_Brief_
Filter the records below and copy every line containing the word "text".

_Data lines_

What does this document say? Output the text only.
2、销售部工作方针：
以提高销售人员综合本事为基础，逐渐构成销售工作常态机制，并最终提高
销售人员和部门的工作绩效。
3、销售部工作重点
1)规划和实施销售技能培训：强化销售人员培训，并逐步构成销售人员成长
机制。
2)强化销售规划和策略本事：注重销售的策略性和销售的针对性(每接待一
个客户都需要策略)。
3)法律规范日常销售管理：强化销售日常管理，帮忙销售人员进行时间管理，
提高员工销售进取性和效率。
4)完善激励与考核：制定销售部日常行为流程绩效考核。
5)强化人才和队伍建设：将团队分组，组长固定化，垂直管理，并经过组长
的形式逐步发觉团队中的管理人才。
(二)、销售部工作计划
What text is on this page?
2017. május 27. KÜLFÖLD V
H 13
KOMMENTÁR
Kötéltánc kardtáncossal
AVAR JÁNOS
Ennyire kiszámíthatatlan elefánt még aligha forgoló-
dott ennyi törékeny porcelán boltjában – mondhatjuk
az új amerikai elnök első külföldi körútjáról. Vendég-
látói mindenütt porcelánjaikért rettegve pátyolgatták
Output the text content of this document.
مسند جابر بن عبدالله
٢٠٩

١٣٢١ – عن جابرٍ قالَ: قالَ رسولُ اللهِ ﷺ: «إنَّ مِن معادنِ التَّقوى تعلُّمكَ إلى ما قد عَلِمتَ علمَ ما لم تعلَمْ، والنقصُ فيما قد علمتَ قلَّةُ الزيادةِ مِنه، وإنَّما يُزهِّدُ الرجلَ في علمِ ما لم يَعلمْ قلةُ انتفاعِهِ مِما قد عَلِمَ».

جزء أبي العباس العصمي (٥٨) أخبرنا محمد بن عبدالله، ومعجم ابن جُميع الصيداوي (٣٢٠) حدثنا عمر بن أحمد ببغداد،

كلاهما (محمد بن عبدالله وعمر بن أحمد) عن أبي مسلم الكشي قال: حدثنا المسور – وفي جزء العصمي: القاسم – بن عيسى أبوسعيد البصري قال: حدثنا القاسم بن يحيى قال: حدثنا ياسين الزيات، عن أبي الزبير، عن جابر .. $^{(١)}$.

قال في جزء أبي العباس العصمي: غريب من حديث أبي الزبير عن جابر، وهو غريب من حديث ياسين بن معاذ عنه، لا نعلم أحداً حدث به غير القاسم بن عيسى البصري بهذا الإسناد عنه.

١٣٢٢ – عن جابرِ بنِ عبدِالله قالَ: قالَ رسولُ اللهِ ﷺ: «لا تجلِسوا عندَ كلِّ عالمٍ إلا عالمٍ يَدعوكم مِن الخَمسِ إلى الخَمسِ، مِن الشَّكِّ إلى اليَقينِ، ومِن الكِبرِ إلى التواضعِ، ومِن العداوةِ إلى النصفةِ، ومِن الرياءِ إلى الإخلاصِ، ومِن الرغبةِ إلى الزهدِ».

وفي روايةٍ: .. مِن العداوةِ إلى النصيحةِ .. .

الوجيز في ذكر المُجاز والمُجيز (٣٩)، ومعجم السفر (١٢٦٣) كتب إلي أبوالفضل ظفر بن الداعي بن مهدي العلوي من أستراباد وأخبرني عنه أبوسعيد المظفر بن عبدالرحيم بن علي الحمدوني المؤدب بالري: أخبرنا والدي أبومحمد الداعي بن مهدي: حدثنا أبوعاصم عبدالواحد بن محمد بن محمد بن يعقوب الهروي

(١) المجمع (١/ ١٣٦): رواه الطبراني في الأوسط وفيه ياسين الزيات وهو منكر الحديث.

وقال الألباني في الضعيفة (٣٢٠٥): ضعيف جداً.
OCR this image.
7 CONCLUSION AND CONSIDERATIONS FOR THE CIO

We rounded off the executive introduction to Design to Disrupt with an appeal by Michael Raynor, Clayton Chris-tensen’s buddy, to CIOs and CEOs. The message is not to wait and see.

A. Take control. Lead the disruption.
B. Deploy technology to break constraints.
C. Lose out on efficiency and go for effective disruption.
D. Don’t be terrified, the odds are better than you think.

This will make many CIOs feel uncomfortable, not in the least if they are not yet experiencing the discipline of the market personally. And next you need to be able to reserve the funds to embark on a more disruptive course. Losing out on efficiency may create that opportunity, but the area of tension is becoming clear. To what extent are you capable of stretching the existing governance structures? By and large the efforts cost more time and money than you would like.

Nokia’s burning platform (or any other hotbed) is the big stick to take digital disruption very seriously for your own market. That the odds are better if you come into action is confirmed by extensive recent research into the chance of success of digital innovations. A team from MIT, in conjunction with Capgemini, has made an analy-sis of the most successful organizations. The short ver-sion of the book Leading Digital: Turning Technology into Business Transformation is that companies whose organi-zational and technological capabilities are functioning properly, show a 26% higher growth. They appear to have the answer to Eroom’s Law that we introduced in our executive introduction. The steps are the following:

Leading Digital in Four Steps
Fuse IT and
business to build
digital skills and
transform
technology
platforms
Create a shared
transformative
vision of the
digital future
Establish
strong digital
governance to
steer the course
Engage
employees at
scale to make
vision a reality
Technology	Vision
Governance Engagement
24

_Response to the task_
What does this document say? Output the text only.
What text is on this page?
Output the text content of this document.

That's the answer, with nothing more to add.